** Start of Data shown **

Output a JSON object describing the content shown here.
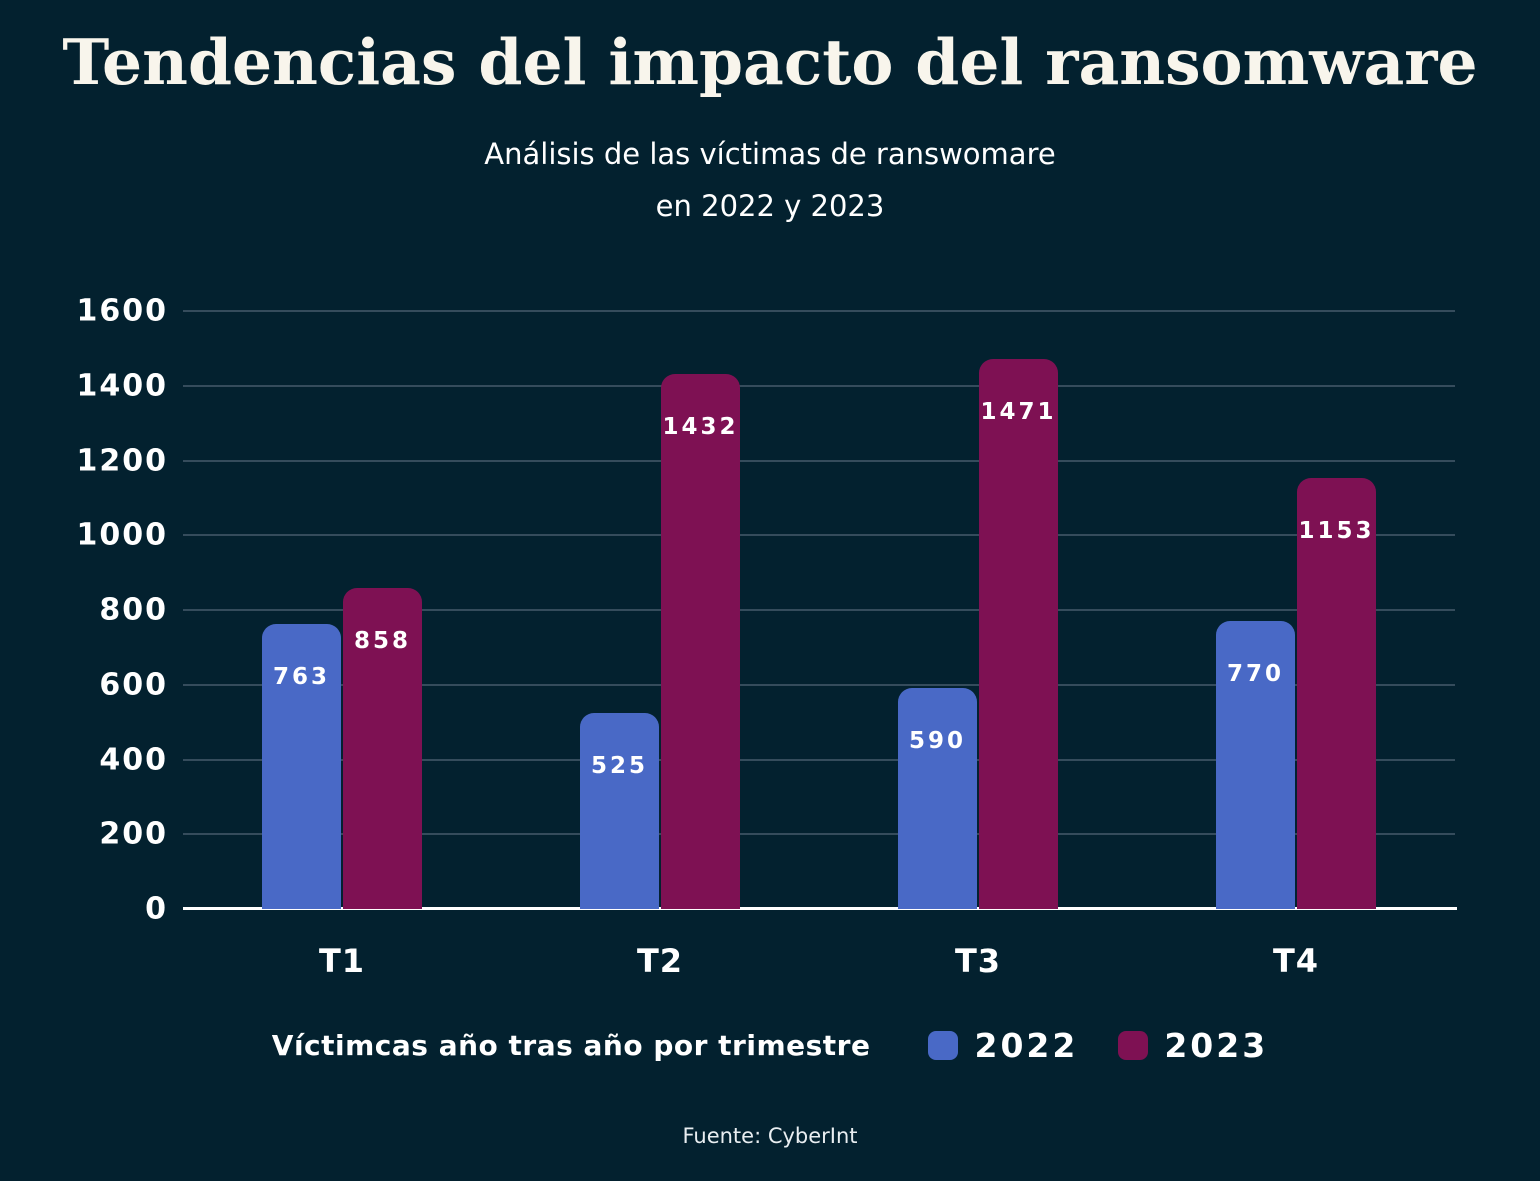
{
  "header": {
    "title": "Tendencias del impacto del ransomware",
    "subtitle_line1": "Análisis de las víctimas de ranswomare",
    "subtitle_line2": "en 2022 y 2023"
  },
  "chart_data": {
    "type": "bar",
    "title": "Tendencias del impacto del ransomware",
    "subtitle": "Análisis de las víctimas de ranswomare en 2022 y 2023",
    "categories": [
      "T1",
      "T2",
      "T3",
      "T4"
    ],
    "series": [
      {
        "name": "2022",
        "color": "#4969c6",
        "values": [
          763,
          525,
          590,
          770
        ]
      },
      {
        "name": "2023",
        "color": "#7e1153",
        "values": [
          858,
          1432,
          1471,
          1153
        ]
      }
    ],
    "ylim": [
      0,
      1600
    ],
    "yticks": [
      0,
      200,
      400,
      600,
      800,
      1000,
      1200,
      1400,
      1600
    ],
    "grid": true,
    "value_labels": "inside-top",
    "legend_label": "Víctimcas año tras año por trimestre",
    "legend_position": "bottom"
  },
  "footer": {
    "source": "Fuente: CyberInt"
  },
  "colors": {
    "background": "#03212f",
    "bar_2022": "#4969c6",
    "bar_2023": "#7e1153",
    "gridline": "#354c5c",
    "axis_line": "#ffffff",
    "text": "#ffffff",
    "title_text": "#f8f5ec"
  }
}
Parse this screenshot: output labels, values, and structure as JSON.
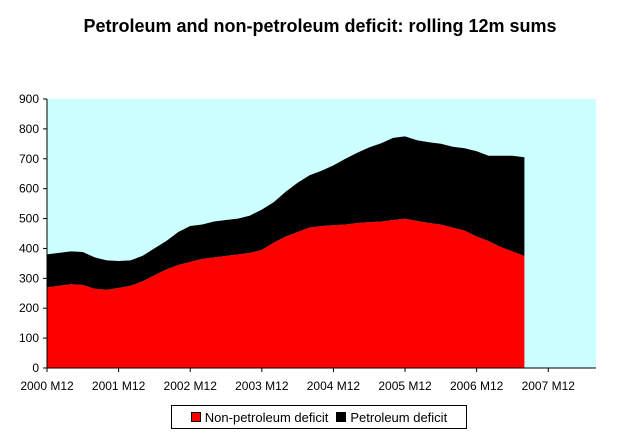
{
  "chart_data": {
    "type": "area",
    "stacked": true,
    "title": "Petroleum and non-petroleum deficit: rolling 12m sums",
    "xlabel": "",
    "ylabel": "",
    "ylim": [
      0,
      900
    ],
    "yticks": [
      0,
      100,
      200,
      300,
      400,
      500,
      600,
      700,
      800,
      900
    ],
    "x_tick_labels": [
      "2000 M12",
      "2001 M12",
      "2002 M12",
      "2003 M12",
      "2004 M12",
      "2005 M12",
      "2006 M12",
      "2007 M12"
    ],
    "x_start": "2000 M12",
    "x_end": "2007 M12",
    "grid": false,
    "legend_position": "bottom",
    "plot_background": "#ccffff",
    "series": [
      {
        "name": "Non-petroleum deficit",
        "color": "#ff0000",
        "points": [
          [
            "2000 M12",
            270
          ],
          [
            "2001 M02",
            275
          ],
          [
            "2001 M04",
            280
          ],
          [
            "2001 M06",
            278
          ],
          [
            "2001 M08",
            265
          ],
          [
            "2001 M10",
            262
          ],
          [
            "2001 M12",
            268
          ],
          [
            "2002 M02",
            275
          ],
          [
            "2002 M04",
            290
          ],
          [
            "2002 M06",
            310
          ],
          [
            "2002 M08",
            330
          ],
          [
            "2002 M10",
            345
          ],
          [
            "2002 M12",
            355
          ],
          [
            "2003 M02",
            365
          ],
          [
            "2003 M04",
            370
          ],
          [
            "2003 M06",
            375
          ],
          [
            "2003 M08",
            380
          ],
          [
            "2003 M10",
            385
          ],
          [
            "2003 M12",
            395
          ],
          [
            "2004 M02",
            420
          ],
          [
            "2004 M04",
            440
          ],
          [
            "2004 M06",
            455
          ],
          [
            "2004 M08",
            470
          ],
          [
            "2004 M10",
            475
          ],
          [
            "2004 M12",
            478
          ],
          [
            "2005 M02",
            480
          ],
          [
            "2005 M04",
            485
          ],
          [
            "2005 M06",
            488
          ],
          [
            "2005 M08",
            490
          ],
          [
            "2005 M10",
            495
          ],
          [
            "2005 M12",
            500
          ],
          [
            "2006 M02",
            492
          ],
          [
            "2006 M04",
            485
          ],
          [
            "2006 M06",
            480
          ],
          [
            "2006 M08",
            470
          ],
          [
            "2006 M10",
            460
          ],
          [
            "2006 M12",
            440
          ],
          [
            "2007 M02",
            425
          ],
          [
            "2007 M04",
            405
          ],
          [
            "2007 M06",
            390
          ],
          [
            "2007 M08",
            375
          ]
        ]
      },
      {
        "name": "Petroleum deficit",
        "color": "#000000",
        "points": [
          [
            "2000 M12",
            110
          ],
          [
            "2001 M02",
            110
          ],
          [
            "2001 M04",
            110
          ],
          [
            "2001 M06",
            110
          ],
          [
            "2001 M08",
            105
          ],
          [
            "2001 M10",
            98
          ],
          [
            "2001 M12",
            90
          ],
          [
            "2002 M02",
            85
          ],
          [
            "2002 M04",
            85
          ],
          [
            "2002 M06",
            90
          ],
          [
            "2002 M08",
            95
          ],
          [
            "2002 M10",
            110
          ],
          [
            "2002 M12",
            120
          ],
          [
            "2003 M02",
            115
          ],
          [
            "2003 M04",
            120
          ],
          [
            "2003 M06",
            120
          ],
          [
            "2003 M08",
            120
          ],
          [
            "2003 M10",
            125
          ],
          [
            "2003 M12",
            135
          ],
          [
            "2004 M02",
            135
          ],
          [
            "2004 M04",
            150
          ],
          [
            "2004 M06",
            165
          ],
          [
            "2004 M08",
            175
          ],
          [
            "2004 M10",
            185
          ],
          [
            "2004 M12",
            200
          ],
          [
            "2005 M02",
            220
          ],
          [
            "2005 M04",
            235
          ],
          [
            "2005 M06",
            250
          ],
          [
            "2005 M08",
            262
          ],
          [
            "2005 M10",
            275
          ],
          [
            "2005 M12",
            275
          ],
          [
            "2006 M02",
            270
          ],
          [
            "2006 M04",
            270
          ],
          [
            "2006 M06",
            270
          ],
          [
            "2006 M08",
            270
          ],
          [
            "2006 M10",
            275
          ],
          [
            "2006 M12",
            285
          ],
          [
            "2007 M02",
            285
          ],
          [
            "2007 M04",
            305
          ],
          [
            "2007 M06",
            320
          ],
          [
            "2007 M08",
            330
          ]
        ]
      }
    ]
  }
}
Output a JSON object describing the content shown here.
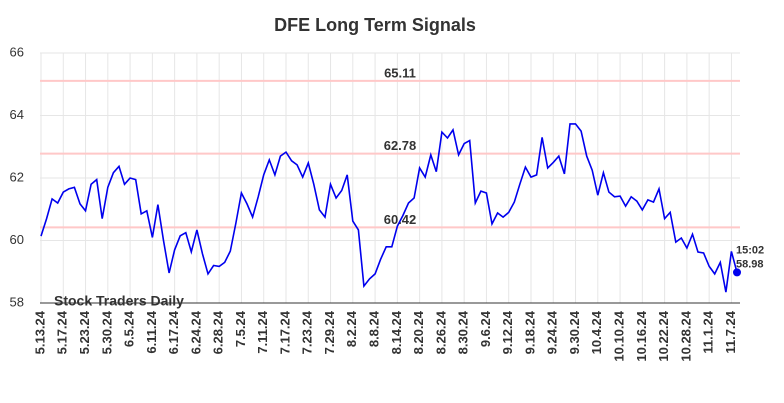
{
  "chart_data": {
    "type": "line",
    "title": "DFE Long Term Signals",
    "watermark": "Stock Traders Daily",
    "categories": [
      "5.13.24",
      null,
      null,
      null,
      "5.17.24",
      null,
      null,
      null,
      "5.23.24",
      null,
      null,
      null,
      "5.30.24",
      null,
      null,
      null,
      "6.5.24",
      null,
      null,
      null,
      "6.11.24",
      null,
      null,
      null,
      "6.17.24",
      null,
      null,
      null,
      "6.24.24",
      null,
      null,
      null,
      "6.28.24",
      null,
      null,
      null,
      "7.5.24",
      null,
      null,
      null,
      "7.11.24",
      null,
      null,
      null,
      "7.17.24",
      null,
      null,
      null,
      "7.23.24",
      null,
      null,
      null,
      "7.29.24",
      null,
      null,
      null,
      "8.2.24",
      null,
      null,
      null,
      "8.8.24",
      null,
      null,
      null,
      "8.14.24",
      null,
      null,
      null,
      "8.20.24",
      null,
      null,
      null,
      "8.26.24",
      null,
      null,
      null,
      "8.30.24",
      null,
      null,
      null,
      "9.6.24",
      null,
      null,
      null,
      "9.12.24",
      null,
      null,
      null,
      "9.18.24",
      null,
      null,
      null,
      "9.24.24",
      null,
      null,
      null,
      "9.30.24",
      null,
      null,
      null,
      "10.4.24",
      null,
      null,
      null,
      "10.10.24",
      null,
      null,
      null,
      "10.16.24",
      null,
      null,
      null,
      "10.22.24",
      null,
      null,
      null,
      "10.28.24",
      null,
      null,
      null,
      "11.1.24",
      null,
      null,
      null,
      "11.7.24",
      null
    ],
    "values": [
      60.14,
      60.7,
      61.33,
      61.2,
      61.55,
      61.65,
      61.7,
      61.17,
      60.95,
      61.8,
      61.95,
      60.7,
      61.7,
      62.17,
      62.37,
      61.8,
      62.0,
      61.95,
      60.85,
      60.95,
      60.1,
      61.15,
      60.0,
      58.96,
      59.7,
      60.15,
      60.25,
      59.64,
      60.34,
      59.57,
      58.93,
      59.2,
      59.17,
      59.3,
      59.66,
      60.56,
      61.52,
      61.17,
      60.75,
      61.4,
      62.1,
      62.58,
      62.1,
      62.7,
      62.83,
      62.55,
      62.42,
      62.03,
      62.48,
      61.8,
      60.98,
      60.75,
      61.8,
      61.36,
      61.6,
      62.1,
      60.62,
      60.34,
      58.54,
      58.77,
      58.93,
      59.4,
      59.8,
      59.8,
      60.46,
      60.8,
      61.2,
      61.36,
      62.32,
      62.03,
      62.74,
      62.2,
      63.47,
      63.28,
      63.54,
      62.74,
      63.1,
      63.2,
      61.2,
      61.58,
      61.52,
      60.53,
      60.88,
      60.75,
      60.9,
      61.23,
      61.8,
      62.35,
      62.03,
      62.1,
      63.3,
      62.32,
      62.5,
      62.7,
      62.13,
      63.73,
      63.73,
      63.5,
      62.7,
      62.25,
      61.45,
      62.17,
      61.55,
      61.4,
      61.42,
      61.1,
      61.4,
      61.26,
      60.98,
      61.3,
      61.23,
      61.65,
      60.7,
      60.9,
      59.95,
      60.08,
      59.76,
      60.2,
      59.63,
      59.6,
      59.17,
      58.93,
      59.3,
      58.35,
      59.65,
      58.98
    ],
    "color": "#0000ee",
    "last_time": "15:02",
    "levels": [
      65.11,
      62.78,
      60.42
    ],
    "level_color": "#ffc8c8",
    "level_label_color": "#8b0000",
    "ylim": [
      58,
      66
    ],
    "yticks": [
      58,
      60,
      62,
      64,
      66
    ],
    "grid": true
  }
}
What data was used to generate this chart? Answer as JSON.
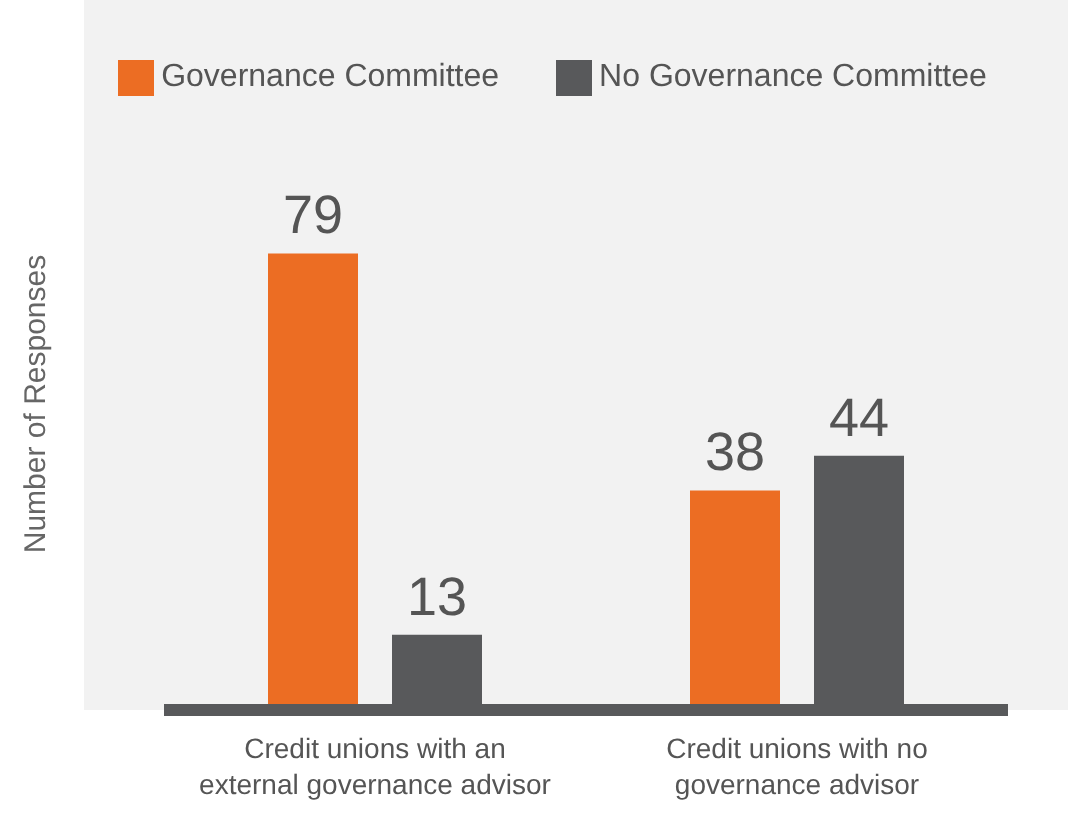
{
  "chart_data": {
    "type": "bar",
    "ylabel": "Number of Responses",
    "categories": [
      "Credit unions with an external governance advisor",
      "Credit unions with no governance advisor"
    ],
    "series": [
      {
        "name": "Governance Committee",
        "color": "#ec6d23",
        "values": [
          79,
          38
        ]
      },
      {
        "name": "No Governance Committee",
        "color": "#58595b",
        "values": [
          13,
          44
        ]
      }
    ],
    "data_labels": true,
    "legend": "top",
    "grid": false
  }
}
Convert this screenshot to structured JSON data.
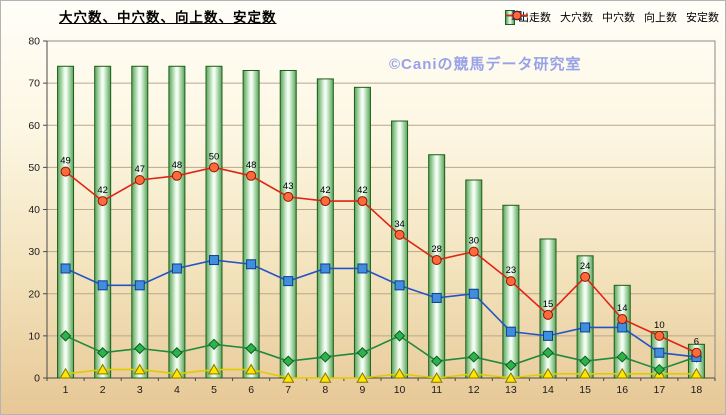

** End of Data shown **

■ What you have to do: Using the material above, copy every line in which the string "advisor" occurs.

■ Written answer:
      "Credit unions with an external governance advisor",
      "Credit unions with no governance advisor"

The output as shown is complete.